= What needs to be done =
Look for the word "this" in the entries below, then copy every line that has it.

= Entries with figure data =

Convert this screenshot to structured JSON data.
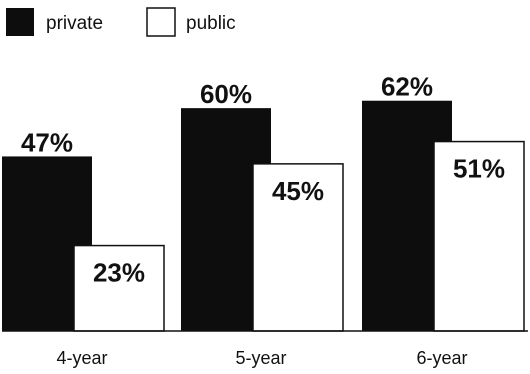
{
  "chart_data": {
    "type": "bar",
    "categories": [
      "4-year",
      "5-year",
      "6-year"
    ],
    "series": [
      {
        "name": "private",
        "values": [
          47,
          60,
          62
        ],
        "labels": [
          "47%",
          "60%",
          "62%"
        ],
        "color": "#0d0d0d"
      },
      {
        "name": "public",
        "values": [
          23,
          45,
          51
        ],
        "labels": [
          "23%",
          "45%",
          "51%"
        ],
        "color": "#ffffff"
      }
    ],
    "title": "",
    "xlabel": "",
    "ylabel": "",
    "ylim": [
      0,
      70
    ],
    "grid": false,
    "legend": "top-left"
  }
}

...

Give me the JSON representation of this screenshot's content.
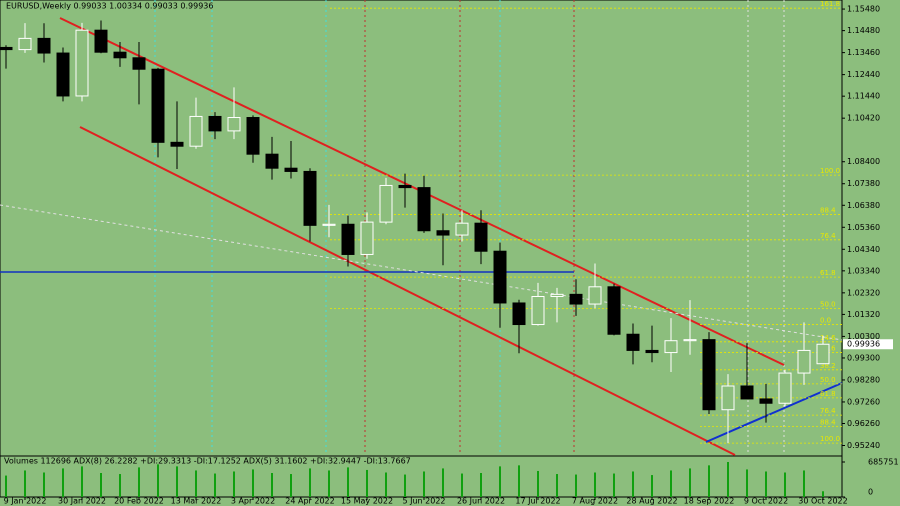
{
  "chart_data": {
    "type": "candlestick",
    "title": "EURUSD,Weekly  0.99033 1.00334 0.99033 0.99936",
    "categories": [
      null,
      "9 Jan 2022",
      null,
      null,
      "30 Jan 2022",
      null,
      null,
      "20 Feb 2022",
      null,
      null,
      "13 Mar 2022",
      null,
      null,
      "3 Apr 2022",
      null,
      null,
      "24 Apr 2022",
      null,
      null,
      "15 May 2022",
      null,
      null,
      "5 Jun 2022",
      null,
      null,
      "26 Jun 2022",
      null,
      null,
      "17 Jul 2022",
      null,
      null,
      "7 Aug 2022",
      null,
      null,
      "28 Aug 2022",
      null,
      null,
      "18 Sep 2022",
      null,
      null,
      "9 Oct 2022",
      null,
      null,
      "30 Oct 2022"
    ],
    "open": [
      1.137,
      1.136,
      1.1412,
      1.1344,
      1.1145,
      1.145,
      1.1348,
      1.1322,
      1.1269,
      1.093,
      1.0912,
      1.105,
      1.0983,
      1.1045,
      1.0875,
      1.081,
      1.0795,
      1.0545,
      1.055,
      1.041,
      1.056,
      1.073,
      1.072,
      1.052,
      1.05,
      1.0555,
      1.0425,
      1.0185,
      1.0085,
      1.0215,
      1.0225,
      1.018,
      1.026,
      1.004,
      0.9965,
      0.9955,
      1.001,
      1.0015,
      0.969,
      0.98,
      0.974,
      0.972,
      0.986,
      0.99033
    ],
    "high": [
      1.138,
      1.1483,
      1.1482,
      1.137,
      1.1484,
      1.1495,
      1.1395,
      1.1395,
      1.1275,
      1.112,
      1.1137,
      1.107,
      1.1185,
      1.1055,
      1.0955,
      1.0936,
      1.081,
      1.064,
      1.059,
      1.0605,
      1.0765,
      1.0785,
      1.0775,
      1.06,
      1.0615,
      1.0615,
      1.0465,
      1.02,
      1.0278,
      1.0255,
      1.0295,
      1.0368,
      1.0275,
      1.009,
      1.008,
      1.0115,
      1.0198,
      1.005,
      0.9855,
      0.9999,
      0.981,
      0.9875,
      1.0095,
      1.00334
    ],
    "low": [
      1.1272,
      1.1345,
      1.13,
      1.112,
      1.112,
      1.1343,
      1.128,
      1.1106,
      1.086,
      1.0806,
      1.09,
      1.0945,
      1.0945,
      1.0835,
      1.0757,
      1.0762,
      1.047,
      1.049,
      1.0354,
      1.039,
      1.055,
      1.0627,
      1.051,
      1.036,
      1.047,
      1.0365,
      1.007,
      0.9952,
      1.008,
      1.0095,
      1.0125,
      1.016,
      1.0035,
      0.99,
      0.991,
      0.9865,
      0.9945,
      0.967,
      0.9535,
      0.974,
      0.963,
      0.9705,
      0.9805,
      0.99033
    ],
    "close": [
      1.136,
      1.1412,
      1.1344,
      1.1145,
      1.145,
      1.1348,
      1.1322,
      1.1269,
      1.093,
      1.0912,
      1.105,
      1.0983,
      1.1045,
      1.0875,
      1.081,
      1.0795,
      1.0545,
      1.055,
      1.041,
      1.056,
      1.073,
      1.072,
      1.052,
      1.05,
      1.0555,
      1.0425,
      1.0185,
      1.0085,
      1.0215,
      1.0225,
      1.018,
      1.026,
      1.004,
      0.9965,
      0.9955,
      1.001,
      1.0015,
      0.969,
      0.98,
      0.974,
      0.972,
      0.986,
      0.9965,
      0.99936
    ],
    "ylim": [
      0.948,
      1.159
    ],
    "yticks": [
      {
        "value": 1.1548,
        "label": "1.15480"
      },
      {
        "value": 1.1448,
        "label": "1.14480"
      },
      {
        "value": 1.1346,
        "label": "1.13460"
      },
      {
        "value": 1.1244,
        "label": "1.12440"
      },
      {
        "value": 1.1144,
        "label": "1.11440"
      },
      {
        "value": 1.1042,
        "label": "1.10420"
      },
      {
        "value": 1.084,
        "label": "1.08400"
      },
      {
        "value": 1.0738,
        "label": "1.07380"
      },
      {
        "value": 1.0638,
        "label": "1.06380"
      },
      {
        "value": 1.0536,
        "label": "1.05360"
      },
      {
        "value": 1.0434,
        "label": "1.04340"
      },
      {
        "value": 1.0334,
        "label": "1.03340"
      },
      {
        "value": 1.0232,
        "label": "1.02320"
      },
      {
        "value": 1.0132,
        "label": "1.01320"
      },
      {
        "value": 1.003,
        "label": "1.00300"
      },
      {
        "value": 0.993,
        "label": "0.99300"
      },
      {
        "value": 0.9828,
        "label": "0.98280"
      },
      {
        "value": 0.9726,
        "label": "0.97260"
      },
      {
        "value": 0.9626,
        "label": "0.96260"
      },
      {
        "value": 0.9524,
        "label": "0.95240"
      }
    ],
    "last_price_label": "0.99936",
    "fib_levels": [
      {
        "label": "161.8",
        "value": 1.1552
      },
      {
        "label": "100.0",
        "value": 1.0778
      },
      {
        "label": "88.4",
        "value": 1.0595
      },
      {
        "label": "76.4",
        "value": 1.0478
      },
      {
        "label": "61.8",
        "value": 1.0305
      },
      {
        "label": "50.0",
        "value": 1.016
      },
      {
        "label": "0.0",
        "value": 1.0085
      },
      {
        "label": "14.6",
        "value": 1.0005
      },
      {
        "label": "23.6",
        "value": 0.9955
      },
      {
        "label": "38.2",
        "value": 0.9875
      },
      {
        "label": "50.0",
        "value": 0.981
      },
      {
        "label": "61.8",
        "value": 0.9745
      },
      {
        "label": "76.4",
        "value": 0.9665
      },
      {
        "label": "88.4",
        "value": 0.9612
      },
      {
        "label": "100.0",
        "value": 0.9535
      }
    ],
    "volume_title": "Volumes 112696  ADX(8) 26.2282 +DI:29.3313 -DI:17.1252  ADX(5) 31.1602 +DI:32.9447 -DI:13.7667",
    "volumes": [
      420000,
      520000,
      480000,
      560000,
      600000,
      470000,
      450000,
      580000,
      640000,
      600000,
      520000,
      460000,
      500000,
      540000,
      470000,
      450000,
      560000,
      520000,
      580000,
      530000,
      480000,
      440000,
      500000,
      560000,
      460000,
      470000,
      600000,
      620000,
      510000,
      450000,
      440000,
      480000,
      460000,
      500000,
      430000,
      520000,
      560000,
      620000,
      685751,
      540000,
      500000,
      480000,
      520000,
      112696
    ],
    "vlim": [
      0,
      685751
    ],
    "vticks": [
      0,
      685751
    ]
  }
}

= Final result =
Convert this screenshot to structured JSON data.
Give me the JSON representation of this screenshot's content.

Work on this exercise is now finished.